+++ ITEMS
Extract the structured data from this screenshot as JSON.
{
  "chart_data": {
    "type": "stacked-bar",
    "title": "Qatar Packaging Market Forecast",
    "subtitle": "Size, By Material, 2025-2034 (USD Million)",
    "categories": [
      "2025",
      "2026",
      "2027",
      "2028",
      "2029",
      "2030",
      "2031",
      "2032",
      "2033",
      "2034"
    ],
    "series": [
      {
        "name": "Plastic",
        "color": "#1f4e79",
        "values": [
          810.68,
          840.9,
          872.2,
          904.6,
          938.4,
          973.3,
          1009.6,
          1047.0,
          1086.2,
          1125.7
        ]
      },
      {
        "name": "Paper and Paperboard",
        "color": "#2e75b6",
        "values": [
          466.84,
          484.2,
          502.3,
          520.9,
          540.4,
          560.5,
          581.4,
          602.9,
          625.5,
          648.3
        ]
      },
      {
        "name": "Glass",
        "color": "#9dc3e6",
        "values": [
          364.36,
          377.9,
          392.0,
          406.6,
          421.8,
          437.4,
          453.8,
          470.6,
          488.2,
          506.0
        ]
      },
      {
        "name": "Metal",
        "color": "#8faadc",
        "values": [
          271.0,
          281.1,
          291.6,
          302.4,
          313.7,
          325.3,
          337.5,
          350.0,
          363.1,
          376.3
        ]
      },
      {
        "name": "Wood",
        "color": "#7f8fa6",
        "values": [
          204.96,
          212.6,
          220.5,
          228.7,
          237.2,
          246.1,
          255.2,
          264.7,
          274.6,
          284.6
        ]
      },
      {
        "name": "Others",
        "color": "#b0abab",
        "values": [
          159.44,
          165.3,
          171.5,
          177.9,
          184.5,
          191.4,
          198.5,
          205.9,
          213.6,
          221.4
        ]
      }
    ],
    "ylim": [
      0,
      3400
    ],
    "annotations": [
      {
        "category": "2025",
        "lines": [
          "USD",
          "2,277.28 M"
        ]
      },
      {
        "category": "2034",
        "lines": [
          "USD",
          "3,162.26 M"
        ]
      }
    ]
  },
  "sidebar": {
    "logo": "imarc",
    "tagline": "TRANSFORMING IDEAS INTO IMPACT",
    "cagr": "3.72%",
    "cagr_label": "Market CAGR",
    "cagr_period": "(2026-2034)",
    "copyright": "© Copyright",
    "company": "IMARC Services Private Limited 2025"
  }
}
++++++
_WHAT YOU WILL DO:_ Copy all of the data exactly.

_CORRECT OUTPUT:_
Extract the structured data from this screenshot as JSON.
{
  "chart_data": {
    "type": "stacked-bar",
    "title": "Qatar Packaging Market Forecast",
    "subtitle": "Size, By Material, 2025-2034 (USD Million)",
    "categories": [
      "2025",
      "2026",
      "2027",
      "2028",
      "2029",
      "2030",
      "2031",
      "2032",
      "2033",
      "2034"
    ],
    "series": [
      {
        "name": "Plastic",
        "color": "#1f4e79",
        "values": [
          810.68,
          840.9,
          872.2,
          904.6,
          938.4,
          973.3,
          1009.6,
          1047.0,
          1086.2,
          1125.7
        ]
      },
      {
        "name": "Paper and Paperboard",
        "color": "#2e75b6",
        "values": [
          466.84,
          484.2,
          502.3,
          520.9,
          540.4,
          560.5,
          581.4,
          602.9,
          625.5,
          648.3
        ]
      },
      {
        "name": "Glass",
        "color": "#9dc3e6",
        "values": [
          364.36,
          377.9,
          392.0,
          406.6,
          421.8,
          437.4,
          453.8,
          470.6,
          488.2,
          506.0
        ]
      },
      {
        "name": "Metal",
        "color": "#8faadc",
        "values": [
          271.0,
          281.1,
          291.6,
          302.4,
          313.7,
          325.3,
          337.5,
          350.0,
          363.1,
          376.3
        ]
      },
      {
        "name": "Wood",
        "color": "#7f8fa6",
        "values": [
          204.96,
          212.6,
          220.5,
          228.7,
          237.2,
          246.1,
          255.2,
          264.7,
          274.6,
          284.6
        ]
      },
      {
        "name": "Others",
        "color": "#b0abab",
        "values": [
          159.44,
          165.3,
          171.5,
          177.9,
          184.5,
          191.4,
          198.5,
          205.9,
          213.6,
          221.4
        ]
      }
    ],
    "ylim": [
      0,
      3400
    ],
    "annotations": [
      {
        "category": "2025",
        "lines": [
          "USD",
          "2,277.28 M"
        ]
      },
      {
        "category": "2034",
        "lines": [
          "USD",
          "3,162.26 M"
        ]
      }
    ]
  },
  "sidebar": {
    "logo": "imarc",
    "tagline": "TRANSFORMING IDEAS INTO IMPACT",
    "cagr": "3.72%",
    "cagr_label": "Market CAGR",
    "cagr_period": "(2026-2034)",
    "copyright": "© Copyright",
    "company": "IMARC Services Private Limited 2025"
  }
}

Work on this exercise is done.